*TASK TO COMPLETE*:
Find every line in the records below that holds the word "Minimum", and copy it out.

**** GIVEN RECORDS

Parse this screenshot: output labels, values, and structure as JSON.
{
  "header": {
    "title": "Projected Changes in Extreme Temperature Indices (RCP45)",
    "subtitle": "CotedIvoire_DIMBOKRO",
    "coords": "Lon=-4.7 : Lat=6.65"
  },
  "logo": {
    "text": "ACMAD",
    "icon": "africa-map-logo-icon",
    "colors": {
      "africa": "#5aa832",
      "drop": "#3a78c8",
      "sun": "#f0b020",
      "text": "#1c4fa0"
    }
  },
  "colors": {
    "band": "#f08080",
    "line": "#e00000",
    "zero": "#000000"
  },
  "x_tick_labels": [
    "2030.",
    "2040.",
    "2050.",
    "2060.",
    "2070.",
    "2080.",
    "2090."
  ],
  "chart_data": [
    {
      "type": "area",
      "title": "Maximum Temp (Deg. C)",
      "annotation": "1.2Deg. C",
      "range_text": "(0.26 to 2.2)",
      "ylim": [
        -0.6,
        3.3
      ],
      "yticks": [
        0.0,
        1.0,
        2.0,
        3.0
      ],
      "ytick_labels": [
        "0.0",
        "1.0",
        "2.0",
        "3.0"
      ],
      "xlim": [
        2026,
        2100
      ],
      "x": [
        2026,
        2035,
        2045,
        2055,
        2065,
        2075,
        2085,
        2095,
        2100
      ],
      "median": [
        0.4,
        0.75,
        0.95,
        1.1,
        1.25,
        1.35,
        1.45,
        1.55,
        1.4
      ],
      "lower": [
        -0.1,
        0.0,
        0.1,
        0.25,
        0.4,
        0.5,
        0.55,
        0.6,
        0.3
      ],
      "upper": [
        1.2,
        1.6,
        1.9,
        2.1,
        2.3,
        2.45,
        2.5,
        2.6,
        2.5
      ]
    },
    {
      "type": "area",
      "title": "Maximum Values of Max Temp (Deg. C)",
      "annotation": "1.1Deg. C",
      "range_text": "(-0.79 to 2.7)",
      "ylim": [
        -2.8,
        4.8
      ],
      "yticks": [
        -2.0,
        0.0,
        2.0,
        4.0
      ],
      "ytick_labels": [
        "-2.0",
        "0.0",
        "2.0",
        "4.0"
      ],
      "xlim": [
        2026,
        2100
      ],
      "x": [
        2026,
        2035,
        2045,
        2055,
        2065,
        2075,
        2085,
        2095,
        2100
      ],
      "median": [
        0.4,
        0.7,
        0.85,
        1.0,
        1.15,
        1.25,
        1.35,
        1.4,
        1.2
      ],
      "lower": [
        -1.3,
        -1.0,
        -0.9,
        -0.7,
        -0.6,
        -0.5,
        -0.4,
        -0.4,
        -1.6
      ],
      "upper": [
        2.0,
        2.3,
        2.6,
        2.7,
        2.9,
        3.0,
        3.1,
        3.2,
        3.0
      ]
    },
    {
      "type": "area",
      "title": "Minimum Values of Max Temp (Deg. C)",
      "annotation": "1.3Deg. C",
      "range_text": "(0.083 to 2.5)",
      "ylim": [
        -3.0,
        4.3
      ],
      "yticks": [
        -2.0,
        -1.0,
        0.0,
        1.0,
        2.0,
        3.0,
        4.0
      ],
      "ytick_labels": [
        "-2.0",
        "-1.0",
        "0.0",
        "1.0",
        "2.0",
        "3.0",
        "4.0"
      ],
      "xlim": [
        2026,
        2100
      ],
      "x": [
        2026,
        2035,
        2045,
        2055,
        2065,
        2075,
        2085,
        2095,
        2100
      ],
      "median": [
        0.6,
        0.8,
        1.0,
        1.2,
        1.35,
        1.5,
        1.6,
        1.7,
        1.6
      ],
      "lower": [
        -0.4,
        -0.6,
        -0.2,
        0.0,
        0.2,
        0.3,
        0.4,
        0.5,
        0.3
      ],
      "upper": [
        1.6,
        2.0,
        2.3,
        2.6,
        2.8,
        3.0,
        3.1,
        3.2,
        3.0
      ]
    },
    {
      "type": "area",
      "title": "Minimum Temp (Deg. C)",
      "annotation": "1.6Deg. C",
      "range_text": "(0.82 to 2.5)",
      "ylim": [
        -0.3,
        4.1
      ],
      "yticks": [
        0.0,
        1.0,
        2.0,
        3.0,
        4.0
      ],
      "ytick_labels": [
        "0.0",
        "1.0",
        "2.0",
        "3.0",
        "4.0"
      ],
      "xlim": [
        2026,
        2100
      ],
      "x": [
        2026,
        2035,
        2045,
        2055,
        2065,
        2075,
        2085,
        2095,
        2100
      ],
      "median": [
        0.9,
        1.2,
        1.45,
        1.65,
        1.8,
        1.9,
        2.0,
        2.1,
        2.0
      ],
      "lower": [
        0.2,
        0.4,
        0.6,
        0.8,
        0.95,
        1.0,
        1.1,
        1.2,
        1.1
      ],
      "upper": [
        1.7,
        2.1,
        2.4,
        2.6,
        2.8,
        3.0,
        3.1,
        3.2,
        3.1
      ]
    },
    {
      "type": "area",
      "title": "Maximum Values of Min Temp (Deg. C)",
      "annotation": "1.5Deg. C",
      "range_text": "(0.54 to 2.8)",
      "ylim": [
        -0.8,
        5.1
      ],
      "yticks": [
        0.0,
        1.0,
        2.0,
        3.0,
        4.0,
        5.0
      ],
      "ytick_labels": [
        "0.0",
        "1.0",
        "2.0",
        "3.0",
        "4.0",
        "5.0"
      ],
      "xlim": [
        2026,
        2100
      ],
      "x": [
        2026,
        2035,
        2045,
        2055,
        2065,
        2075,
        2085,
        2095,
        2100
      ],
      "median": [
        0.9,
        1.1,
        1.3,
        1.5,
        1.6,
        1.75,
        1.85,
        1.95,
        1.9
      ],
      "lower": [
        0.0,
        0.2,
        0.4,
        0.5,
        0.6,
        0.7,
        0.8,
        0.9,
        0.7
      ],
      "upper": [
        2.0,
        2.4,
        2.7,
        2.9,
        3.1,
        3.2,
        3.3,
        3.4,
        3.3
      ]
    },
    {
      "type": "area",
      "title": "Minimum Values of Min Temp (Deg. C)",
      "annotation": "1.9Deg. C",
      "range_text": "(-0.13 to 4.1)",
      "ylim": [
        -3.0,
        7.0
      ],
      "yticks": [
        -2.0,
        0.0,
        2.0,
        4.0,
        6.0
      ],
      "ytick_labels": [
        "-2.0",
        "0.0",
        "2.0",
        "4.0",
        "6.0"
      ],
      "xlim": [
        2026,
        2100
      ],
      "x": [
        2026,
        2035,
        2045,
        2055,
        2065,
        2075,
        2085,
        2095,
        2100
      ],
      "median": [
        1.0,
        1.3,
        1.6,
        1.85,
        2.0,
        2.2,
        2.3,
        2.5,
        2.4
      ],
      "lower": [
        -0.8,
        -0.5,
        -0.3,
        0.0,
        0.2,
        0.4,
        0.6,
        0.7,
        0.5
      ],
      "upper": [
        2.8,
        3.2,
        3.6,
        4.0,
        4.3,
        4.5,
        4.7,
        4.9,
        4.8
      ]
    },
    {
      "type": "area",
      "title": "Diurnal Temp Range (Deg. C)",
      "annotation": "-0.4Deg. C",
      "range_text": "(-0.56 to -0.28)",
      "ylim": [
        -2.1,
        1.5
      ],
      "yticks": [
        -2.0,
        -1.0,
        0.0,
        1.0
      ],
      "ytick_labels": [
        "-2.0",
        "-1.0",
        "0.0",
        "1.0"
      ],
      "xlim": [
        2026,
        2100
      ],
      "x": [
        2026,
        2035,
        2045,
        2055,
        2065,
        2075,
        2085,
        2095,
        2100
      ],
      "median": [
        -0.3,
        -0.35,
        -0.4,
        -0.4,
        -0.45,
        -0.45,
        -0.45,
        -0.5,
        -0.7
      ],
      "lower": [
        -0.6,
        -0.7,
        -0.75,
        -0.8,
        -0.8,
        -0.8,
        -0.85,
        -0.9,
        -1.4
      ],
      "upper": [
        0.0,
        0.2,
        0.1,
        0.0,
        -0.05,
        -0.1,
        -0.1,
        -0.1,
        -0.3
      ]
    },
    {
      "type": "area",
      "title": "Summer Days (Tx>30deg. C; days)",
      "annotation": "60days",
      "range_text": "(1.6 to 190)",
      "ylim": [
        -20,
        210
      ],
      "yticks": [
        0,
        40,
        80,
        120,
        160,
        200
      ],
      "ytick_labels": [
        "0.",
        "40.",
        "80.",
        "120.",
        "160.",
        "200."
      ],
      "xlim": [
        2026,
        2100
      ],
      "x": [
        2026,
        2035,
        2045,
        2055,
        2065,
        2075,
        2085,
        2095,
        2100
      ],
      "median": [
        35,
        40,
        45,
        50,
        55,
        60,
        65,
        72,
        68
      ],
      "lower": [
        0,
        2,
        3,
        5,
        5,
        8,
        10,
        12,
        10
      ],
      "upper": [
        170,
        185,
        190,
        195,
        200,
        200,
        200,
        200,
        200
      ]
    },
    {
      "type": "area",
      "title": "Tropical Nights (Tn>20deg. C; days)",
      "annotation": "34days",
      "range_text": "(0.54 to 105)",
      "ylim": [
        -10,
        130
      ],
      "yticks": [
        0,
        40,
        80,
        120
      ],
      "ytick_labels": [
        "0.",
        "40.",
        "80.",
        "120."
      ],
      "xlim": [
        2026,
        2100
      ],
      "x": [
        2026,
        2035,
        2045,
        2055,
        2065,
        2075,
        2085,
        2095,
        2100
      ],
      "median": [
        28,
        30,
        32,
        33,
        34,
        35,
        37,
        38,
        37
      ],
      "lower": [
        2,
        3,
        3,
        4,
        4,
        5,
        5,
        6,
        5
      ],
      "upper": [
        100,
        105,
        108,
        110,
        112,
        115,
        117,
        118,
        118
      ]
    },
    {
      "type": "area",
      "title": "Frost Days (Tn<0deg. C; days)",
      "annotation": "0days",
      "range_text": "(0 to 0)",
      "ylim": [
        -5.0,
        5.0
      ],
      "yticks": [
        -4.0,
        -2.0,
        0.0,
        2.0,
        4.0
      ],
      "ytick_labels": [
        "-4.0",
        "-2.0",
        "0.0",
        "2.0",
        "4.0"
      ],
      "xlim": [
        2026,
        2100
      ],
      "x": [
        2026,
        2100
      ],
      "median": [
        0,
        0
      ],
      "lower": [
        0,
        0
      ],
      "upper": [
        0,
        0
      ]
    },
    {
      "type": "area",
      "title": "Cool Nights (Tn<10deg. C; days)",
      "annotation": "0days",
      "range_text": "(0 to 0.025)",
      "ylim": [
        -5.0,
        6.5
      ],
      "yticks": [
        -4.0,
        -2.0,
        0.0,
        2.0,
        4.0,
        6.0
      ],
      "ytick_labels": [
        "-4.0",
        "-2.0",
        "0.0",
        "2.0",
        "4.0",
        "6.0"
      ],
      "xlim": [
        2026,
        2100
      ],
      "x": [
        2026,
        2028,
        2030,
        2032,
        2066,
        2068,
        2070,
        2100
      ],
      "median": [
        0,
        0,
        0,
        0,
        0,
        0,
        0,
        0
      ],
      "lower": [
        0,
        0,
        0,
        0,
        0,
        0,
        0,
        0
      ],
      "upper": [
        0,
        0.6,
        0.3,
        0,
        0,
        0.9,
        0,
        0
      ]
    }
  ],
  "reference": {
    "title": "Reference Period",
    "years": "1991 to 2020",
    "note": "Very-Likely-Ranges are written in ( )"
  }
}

********

*OUTPUT BELOW*:
      "title": "Minimum Values of Max Temp (Deg. C)",
      "title": "Minimum Temp (Deg. C)",
      "title": "Minimum Values of Min Temp (Deg. C)",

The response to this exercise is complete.